BEGIN The data

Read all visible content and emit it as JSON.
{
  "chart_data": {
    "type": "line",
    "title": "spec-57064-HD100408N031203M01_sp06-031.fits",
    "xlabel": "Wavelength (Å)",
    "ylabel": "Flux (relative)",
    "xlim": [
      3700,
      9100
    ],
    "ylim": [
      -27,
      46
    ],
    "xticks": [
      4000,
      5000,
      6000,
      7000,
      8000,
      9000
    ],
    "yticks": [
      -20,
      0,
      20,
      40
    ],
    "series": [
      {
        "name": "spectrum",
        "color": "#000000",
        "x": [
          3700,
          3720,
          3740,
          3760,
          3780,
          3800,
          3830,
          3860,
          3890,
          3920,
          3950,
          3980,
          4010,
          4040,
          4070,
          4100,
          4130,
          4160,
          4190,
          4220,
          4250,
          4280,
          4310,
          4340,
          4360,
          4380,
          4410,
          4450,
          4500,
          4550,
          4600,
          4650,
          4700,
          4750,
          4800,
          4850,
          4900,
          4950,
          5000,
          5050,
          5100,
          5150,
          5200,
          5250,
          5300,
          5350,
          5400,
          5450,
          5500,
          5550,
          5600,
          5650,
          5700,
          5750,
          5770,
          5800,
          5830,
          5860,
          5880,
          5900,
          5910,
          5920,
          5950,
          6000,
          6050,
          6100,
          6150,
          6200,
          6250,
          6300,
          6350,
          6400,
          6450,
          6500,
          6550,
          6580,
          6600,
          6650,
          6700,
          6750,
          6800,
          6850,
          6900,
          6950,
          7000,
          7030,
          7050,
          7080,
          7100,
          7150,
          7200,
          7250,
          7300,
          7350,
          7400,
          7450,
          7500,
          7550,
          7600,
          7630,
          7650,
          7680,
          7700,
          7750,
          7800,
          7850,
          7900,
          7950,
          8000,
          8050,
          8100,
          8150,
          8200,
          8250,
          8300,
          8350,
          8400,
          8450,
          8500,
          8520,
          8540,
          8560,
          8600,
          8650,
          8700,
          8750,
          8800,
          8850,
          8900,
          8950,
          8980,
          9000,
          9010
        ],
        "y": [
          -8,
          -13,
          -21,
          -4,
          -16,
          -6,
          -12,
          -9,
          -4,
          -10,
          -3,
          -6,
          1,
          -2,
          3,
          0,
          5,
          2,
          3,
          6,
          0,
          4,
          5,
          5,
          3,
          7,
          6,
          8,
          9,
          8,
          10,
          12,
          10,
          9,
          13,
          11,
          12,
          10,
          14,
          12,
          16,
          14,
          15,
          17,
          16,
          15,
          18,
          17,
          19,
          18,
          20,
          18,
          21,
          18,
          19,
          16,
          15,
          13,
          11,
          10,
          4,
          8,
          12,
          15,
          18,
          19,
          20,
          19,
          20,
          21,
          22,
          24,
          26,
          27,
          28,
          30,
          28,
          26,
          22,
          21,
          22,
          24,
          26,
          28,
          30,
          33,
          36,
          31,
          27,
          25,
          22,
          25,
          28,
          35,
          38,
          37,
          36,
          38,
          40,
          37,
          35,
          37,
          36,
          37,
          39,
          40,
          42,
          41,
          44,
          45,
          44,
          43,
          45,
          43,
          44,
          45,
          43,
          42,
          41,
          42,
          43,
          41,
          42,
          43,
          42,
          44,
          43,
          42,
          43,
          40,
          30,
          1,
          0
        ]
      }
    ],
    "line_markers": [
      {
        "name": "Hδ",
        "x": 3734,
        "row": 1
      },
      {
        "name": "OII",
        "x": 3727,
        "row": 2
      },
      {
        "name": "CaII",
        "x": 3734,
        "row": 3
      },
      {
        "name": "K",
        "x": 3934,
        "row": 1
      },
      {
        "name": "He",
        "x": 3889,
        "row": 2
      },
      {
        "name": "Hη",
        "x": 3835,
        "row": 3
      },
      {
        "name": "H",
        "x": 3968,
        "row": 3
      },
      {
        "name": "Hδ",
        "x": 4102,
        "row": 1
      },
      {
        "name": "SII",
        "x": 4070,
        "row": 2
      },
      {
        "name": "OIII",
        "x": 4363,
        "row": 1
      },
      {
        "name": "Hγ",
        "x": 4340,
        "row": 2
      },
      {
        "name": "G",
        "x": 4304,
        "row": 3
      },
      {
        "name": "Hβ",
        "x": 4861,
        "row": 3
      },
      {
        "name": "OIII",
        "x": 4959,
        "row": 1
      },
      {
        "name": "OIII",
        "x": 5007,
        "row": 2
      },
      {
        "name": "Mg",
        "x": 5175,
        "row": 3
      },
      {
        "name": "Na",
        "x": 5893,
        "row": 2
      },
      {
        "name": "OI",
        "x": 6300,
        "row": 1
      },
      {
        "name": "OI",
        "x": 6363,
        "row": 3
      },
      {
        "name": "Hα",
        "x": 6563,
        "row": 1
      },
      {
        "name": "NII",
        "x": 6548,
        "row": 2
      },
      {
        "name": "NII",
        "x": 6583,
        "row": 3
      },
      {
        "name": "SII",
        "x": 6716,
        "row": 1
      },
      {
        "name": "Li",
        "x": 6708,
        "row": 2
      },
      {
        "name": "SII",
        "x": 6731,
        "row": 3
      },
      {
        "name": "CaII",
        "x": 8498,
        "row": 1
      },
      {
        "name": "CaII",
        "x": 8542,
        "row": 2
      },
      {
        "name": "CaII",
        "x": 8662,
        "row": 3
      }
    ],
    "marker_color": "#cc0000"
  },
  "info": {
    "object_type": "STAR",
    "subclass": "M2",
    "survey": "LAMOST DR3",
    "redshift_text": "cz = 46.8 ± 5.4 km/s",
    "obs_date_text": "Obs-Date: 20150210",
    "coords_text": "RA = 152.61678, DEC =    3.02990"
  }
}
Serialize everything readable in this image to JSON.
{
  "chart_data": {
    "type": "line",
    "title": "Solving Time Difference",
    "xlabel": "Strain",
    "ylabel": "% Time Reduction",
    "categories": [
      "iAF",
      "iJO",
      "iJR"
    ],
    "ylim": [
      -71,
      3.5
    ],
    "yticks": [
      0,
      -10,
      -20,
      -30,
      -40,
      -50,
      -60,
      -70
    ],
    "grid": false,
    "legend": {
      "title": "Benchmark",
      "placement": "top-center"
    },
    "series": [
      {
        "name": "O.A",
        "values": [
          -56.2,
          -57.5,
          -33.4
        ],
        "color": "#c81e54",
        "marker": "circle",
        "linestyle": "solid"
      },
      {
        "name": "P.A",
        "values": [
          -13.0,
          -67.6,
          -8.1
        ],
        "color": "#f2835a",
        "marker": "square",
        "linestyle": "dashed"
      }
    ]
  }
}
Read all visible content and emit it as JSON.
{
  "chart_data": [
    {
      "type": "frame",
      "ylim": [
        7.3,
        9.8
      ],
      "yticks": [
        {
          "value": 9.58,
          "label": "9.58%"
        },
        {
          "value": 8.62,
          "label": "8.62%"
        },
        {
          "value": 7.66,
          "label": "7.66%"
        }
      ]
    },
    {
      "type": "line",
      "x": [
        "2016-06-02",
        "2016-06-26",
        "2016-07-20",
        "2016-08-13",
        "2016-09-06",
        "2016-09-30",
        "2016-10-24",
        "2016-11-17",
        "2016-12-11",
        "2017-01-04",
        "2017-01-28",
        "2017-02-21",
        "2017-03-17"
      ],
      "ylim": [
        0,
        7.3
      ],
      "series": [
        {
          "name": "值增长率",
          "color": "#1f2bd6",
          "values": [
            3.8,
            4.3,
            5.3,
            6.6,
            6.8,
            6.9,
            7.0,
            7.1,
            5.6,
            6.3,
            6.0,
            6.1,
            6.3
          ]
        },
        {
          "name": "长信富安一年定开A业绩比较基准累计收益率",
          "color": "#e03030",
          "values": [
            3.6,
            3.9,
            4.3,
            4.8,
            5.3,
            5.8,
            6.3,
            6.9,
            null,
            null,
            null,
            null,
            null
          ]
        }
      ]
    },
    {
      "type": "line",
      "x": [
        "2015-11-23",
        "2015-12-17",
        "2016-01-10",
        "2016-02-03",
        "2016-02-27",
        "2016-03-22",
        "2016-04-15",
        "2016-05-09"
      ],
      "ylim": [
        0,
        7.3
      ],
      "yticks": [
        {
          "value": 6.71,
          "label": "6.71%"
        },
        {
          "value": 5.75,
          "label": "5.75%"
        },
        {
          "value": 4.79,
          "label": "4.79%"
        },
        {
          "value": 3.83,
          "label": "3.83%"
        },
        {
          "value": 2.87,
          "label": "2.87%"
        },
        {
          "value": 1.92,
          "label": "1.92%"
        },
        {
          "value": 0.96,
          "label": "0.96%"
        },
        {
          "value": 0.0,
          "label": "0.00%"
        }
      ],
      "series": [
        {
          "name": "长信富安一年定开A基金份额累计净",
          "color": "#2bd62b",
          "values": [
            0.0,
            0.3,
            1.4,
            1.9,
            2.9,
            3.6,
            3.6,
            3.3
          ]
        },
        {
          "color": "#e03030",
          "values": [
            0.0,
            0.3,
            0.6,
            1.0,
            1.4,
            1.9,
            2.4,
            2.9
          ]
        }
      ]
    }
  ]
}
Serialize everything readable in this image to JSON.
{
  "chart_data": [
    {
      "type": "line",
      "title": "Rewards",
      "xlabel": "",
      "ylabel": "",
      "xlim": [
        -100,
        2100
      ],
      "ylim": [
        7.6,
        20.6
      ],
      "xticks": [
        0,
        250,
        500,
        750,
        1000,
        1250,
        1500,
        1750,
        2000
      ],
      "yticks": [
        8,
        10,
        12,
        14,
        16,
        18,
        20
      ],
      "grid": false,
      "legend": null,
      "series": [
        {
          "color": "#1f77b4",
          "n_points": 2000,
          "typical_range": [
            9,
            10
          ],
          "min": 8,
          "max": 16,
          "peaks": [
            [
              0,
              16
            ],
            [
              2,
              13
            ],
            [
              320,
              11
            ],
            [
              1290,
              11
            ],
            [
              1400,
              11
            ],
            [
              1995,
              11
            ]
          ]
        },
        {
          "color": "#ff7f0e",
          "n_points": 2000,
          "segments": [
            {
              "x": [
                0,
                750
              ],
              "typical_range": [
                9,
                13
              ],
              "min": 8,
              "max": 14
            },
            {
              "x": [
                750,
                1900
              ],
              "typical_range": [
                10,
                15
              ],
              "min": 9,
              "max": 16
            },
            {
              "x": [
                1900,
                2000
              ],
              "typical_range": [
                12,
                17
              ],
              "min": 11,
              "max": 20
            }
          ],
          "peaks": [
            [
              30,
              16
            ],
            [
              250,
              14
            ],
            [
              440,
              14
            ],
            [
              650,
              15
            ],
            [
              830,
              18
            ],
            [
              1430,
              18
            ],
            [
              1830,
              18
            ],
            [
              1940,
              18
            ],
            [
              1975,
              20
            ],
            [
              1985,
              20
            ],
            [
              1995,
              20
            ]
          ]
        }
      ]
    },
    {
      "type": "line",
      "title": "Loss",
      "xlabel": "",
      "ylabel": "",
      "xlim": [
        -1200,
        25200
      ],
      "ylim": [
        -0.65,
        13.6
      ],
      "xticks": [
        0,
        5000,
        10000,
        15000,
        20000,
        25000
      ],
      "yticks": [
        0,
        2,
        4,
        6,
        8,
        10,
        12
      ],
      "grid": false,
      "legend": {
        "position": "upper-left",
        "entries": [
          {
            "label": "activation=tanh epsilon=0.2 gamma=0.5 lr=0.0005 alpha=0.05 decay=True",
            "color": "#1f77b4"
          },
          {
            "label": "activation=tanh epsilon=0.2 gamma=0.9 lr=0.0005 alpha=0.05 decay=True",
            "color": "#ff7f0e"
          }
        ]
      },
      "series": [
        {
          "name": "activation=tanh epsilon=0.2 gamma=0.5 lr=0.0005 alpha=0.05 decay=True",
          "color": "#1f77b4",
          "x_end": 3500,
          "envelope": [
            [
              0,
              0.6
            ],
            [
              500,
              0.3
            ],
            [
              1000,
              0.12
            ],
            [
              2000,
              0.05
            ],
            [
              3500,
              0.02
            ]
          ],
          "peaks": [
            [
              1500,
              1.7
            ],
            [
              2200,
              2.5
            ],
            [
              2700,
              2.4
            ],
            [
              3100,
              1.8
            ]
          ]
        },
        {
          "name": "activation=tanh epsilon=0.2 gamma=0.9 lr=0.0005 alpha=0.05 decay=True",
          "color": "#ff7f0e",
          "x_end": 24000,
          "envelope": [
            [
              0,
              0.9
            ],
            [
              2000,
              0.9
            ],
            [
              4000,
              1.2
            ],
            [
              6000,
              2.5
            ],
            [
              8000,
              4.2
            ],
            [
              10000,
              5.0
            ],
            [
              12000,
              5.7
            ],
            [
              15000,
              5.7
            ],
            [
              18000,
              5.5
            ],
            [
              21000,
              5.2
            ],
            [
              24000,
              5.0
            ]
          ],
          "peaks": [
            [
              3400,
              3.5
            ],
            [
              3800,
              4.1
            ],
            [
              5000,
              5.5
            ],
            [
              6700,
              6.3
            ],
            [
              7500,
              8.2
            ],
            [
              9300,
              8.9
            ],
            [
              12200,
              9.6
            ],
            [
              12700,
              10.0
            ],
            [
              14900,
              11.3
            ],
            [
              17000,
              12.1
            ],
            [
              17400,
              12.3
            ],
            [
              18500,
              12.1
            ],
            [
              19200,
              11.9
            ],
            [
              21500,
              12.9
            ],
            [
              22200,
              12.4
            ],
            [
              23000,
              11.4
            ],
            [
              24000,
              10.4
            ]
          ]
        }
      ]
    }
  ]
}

END The data

_Set task_. Collect every line from the records above that contains the word "decay".

_Full output_.
            "label": "activation=tanh epsilon=0.2 gamma=0.5 lr=0.0005 alpha=0.05 decay=True",
            "label": "activation=tanh epsilon=0.2 gamma=0.9 lr=0.0005 alpha=0.05 decay=True",
          "name": "activation=tanh epsilon=0.2 gamma=0.5 lr=0.0005 alpha=0.05 decay=True",
          "name": "activation=tanh epsilon=0.2 gamma=0.9 lr=0.0005 alpha=0.05 decay=True",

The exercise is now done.